Raw records:
┄┄┄┄┄┄┄┄┄┄
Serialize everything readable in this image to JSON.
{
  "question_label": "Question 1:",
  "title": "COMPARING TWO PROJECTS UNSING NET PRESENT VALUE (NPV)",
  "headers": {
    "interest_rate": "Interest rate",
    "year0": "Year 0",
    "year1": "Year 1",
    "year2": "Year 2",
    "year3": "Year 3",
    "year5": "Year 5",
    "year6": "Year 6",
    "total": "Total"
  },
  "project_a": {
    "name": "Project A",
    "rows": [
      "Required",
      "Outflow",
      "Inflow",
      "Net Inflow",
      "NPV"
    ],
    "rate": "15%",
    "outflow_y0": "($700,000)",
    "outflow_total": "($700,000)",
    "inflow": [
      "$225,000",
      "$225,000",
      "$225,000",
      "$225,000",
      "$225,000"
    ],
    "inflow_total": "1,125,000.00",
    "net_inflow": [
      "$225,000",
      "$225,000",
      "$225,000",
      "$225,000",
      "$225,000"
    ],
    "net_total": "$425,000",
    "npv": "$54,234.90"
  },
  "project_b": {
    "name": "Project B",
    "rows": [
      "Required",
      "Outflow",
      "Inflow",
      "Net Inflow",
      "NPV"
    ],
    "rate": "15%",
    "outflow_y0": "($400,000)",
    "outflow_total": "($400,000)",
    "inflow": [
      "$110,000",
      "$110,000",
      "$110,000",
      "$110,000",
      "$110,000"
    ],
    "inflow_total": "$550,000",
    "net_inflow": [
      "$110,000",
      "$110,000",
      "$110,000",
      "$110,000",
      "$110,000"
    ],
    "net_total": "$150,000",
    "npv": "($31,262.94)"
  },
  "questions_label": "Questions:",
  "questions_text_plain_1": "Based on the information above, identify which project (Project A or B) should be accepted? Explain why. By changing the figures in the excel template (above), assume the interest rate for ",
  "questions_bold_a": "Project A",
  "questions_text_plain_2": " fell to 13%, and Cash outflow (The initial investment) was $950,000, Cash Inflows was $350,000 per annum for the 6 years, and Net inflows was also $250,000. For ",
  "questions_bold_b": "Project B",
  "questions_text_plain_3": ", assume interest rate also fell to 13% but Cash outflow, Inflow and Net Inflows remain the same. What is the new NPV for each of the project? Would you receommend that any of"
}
┄┄┄┄┄┄┄┄┄┄
Exercise:
Reproduce all of the material above word for word.

Answer below:
Serialize everything readable in this image to JSON.
{
  "question_label": "Question 1:",
  "title": "COMPARING TWO PROJECTS UNSING NET PRESENT VALUE (NPV)",
  "headers": {
    "interest_rate": "Interest rate",
    "year0": "Year 0",
    "year1": "Year 1",
    "year2": "Year 2",
    "year3": "Year 3",
    "year5": "Year 5",
    "year6": "Year 6",
    "total": "Total"
  },
  "project_a": {
    "name": "Project A",
    "rows": [
      "Required",
      "Outflow",
      "Inflow",
      "Net Inflow",
      "NPV"
    ],
    "rate": "15%",
    "outflow_y0": "($700,000)",
    "outflow_total": "($700,000)",
    "inflow": [
      "$225,000",
      "$225,000",
      "$225,000",
      "$225,000",
      "$225,000"
    ],
    "inflow_total": "1,125,000.00",
    "net_inflow": [
      "$225,000",
      "$225,000",
      "$225,000",
      "$225,000",
      "$225,000"
    ],
    "net_total": "$425,000",
    "npv": "$54,234.90"
  },
  "project_b": {
    "name": "Project B",
    "rows": [
      "Required",
      "Outflow",
      "Inflow",
      "Net Inflow",
      "NPV"
    ],
    "rate": "15%",
    "outflow_y0": "($400,000)",
    "outflow_total": "($400,000)",
    "inflow": [
      "$110,000",
      "$110,000",
      "$110,000",
      "$110,000",
      "$110,000"
    ],
    "inflow_total": "$550,000",
    "net_inflow": [
      "$110,000",
      "$110,000",
      "$110,000",
      "$110,000",
      "$110,000"
    ],
    "net_total": "$150,000",
    "npv": "($31,262.94)"
  },
  "questions_label": "Questions:",
  "questions_text_plain_1": "Based on the information above, identify which project (Project A or B) should be accepted? Explain why. By changing the figures in the excel template (above), assume the interest rate for ",
  "questions_bold_a": "Project A",
  "questions_text_plain_2": " fell to 13%, and Cash outflow (The initial investment) was $950,000, Cash Inflows was $350,000 per annum for the 6 years, and Net inflows was also $250,000. For ",
  "questions_bold_b": "Project B",
  "questions_text_plain_3": ", assume interest rate also fell to 13% but Cash outflow, Inflow and Net Inflows remain the same. What is the new NPV for each of the project? Would you receommend that any of"
}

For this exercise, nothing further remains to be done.